TASK DETAILS>
Provide only the number of lines where "with" occurs.

PROVIDED MATERIAL>
----

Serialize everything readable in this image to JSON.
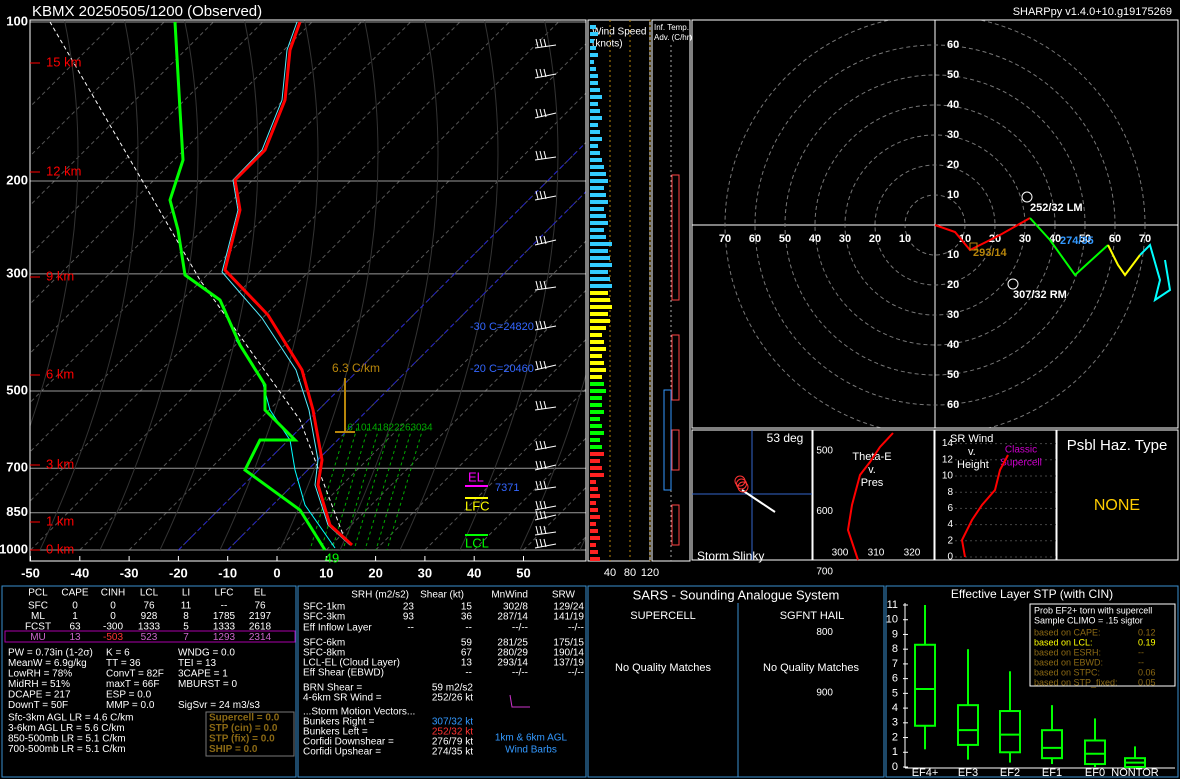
{
  "header": {
    "title": "KBMX   20250505/1200  (Observed)",
    "version": "SHARPpy v1.4.0+10.g19175269"
  },
  "skewt": {
    "pressures": [
      100,
      200,
      300,
      500,
      700,
      850,
      1000
    ],
    "heights": [
      "15 km",
      "12 km",
      "9 km",
      "6 km",
      "3 km",
      "1 km",
      "0 km"
    ],
    "temp_ticks": [
      -50,
      -40,
      -30,
      -20,
      -10,
      0,
      10,
      20,
      30,
      40,
      50
    ],
    "lapse": "6.3 C/km",
    "isotherm_labels": [
      "-30 C=24820",
      "-20 C=20460"
    ],
    "el": "EL",
    "el_height": "7371",
    "lfc": "LFC",
    "lcl": "LCL",
    "sfc_label": "49",
    "mixing_ratios": [
      6,
      10,
      14,
      18,
      22,
      26,
      30,
      34
    ]
  },
  "wind_panel": {
    "title": [
      "Wind Speed",
      "(knots)"
    ],
    "ticks": [
      40,
      80,
      120
    ]
  },
  "adv_panel": {
    "title": [
      "Inf. Temp.",
      "Adv. (C/hr)"
    ]
  },
  "hodograph": {
    "rings": [
      10,
      20,
      30,
      40,
      50,
      60,
      70
    ],
    "labels": [
      "252/32 LM",
      "307/32 RM",
      "293/14",
      "274/35"
    ]
  },
  "slinky": {
    "angle": "53 deg",
    "title": "Storm Slinky"
  },
  "theta_e": {
    "title": [
      "Theta-E",
      "v.",
      "Pres"
    ],
    "pressures": [
      500,
      600,
      700,
      800,
      900
    ],
    "temps": [
      300,
      310,
      320
    ]
  },
  "sr_wind": {
    "title": [
      "SR Wind",
      "v.",
      "Height"
    ],
    "heights": [
      0,
      2,
      4,
      6,
      8,
      10,
      12,
      14
    ],
    "note": [
      "Classic",
      "Supercell"
    ]
  },
  "hazard": {
    "title": "Psbl Haz. Type",
    "value": "NONE"
  },
  "thermo": {
    "columns": [
      "PCL",
      "CAPE",
      "CINH",
      "LCL",
      "LI",
      "LFC",
      "EL"
    ],
    "rows": [
      [
        "SFC",
        "0",
        "0",
        "76",
        "11",
        "--",
        "76"
      ],
      [
        "ML",
        "1",
        "0",
        "928",
        "8",
        "1785",
        "2197"
      ],
      [
        "FCST",
        "63",
        "-300",
        "1333",
        "5",
        "1333",
        "2618"
      ],
      [
        "MU",
        "13",
        "-503",
        "523",
        "7",
        "1293",
        "2314"
      ]
    ],
    "indices": [
      [
        "PW = 0.73in (1-2σ)",
        "K = 6",
        "WNDG = 0.0"
      ],
      [
        "MeanW = 6.9g/kg",
        "TT = 36",
        "TEI = 13"
      ],
      [
        "LowRH = 78%",
        "ConvT = 82F",
        "3CAPE = 1"
      ],
      [
        "MidRH = 51%",
        "maxT = 66F",
        "MBURST = 0"
      ],
      [
        "DCAPE = 217",
        "ESP = 0.0"
      ],
      [
        "DownT = 50F",
        "MMP = 0.0",
        "SigSvr = 24 m3/s3"
      ]
    ],
    "lapse_rates": [
      "Sfc-3km AGL LR = 4.6 C/km",
      "3-6km AGL LR = 5.6 C/km",
      "850-500mb LR = 5.1 C/km",
      "700-500mb LR = 5.1 C/km"
    ],
    "params": [
      "Supercell = 0.0",
      "STP (cin) = 0.0",
      "STP (fix) = 0.0",
      "SHIP = 0.0"
    ]
  },
  "kinematic": {
    "columns": [
      "SRH (m2/s2)",
      "Shear (kt)",
      "MnWind",
      "SRW"
    ],
    "rows": [
      [
        "SFC-1km",
        "23",
        "15",
        "302/8",
        "129/24"
      ],
      [
        "SFC-3km",
        "93",
        "36",
        "287/14",
        "141/19"
      ],
      [
        "Eff Inflow Layer",
        "--",
        "--",
        "--/--",
        "--/--"
      ],
      [
        "SFC-6km",
        null,
        "59",
        "281/25",
        "175/15"
      ],
      [
        "SFC-8km",
        null,
        "67",
        "280/29",
        "190/14"
      ],
      [
        "LCL-EL (Cloud Layer)",
        null,
        "13",
        "293/14",
        "137/19"
      ],
      [
        "Eff Shear (EBWD)",
        null,
        "--",
        "--/--",
        "--/--"
      ]
    ],
    "brn": [
      [
        "BRN Shear =",
        "59 m2/s2"
      ],
      [
        "4-6km SR Wind =",
        "252/26 kt"
      ]
    ],
    "motion_title": "...Storm Motion Vectors...",
    "motion": [
      [
        "Bunkers Right =",
        "307/32 kt"
      ],
      [
        "Bunkers Left =",
        "252/32 kt"
      ],
      [
        "Corfidi Downshear =",
        "276/79 kt"
      ],
      [
        "Corfidi Upshear =",
        "274/35 kt"
      ]
    ],
    "barb_note": [
      "1km & 6km AGL",
      "Wind Barbs"
    ]
  },
  "sars": {
    "title": "SARS - Sounding Analogue System",
    "columns": [
      "SUPERCELL",
      "SGFNT HAIL"
    ],
    "results": [
      "No Quality Matches",
      "No Quality Matches"
    ]
  },
  "stp": {
    "title": "Effective Layer STP (with CIN)",
    "ylim": [
      0,
      11
    ],
    "yticks": [
      0,
      1,
      2,
      3,
      4,
      5,
      6,
      7,
      8,
      9,
      10,
      11
    ],
    "categories": [
      "EF4+",
      "EF3",
      "EF2",
      "EF1",
      "EF0",
      "NONTOR"
    ],
    "boxes": [
      [
        1.2,
        2.8,
        5.3,
        8.3,
        11
      ],
      [
        0.5,
        1.5,
        2.5,
        4.2,
        8
      ],
      [
        0.3,
        1,
        2.2,
        3.8,
        6.5
      ],
      [
        0.2,
        0.6,
        1.3,
        2.5,
        4.2
      ],
      [
        0,
        0.2,
        0.9,
        1.8,
        3.3
      ],
      [
        0,
        0,
        0.3,
        0.6,
        1.4
      ]
    ],
    "legend_title": [
      "Prob EF2+ torn with supercell",
      "Sample CLIMO = .15 sigtor"
    ],
    "legend": [
      [
        "based on CAPE:",
        "0.12"
      ],
      [
        "based on LCL:",
        "0.19"
      ],
      [
        "based on ESRH:",
        "--"
      ],
      [
        "based on EBWD:",
        "--"
      ],
      [
        "based on STPC:",
        "0.06"
      ],
      [
        "based on STP_fixed:",
        "0.05"
      ]
    ]
  }
}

----

TASK RESPONSE>
2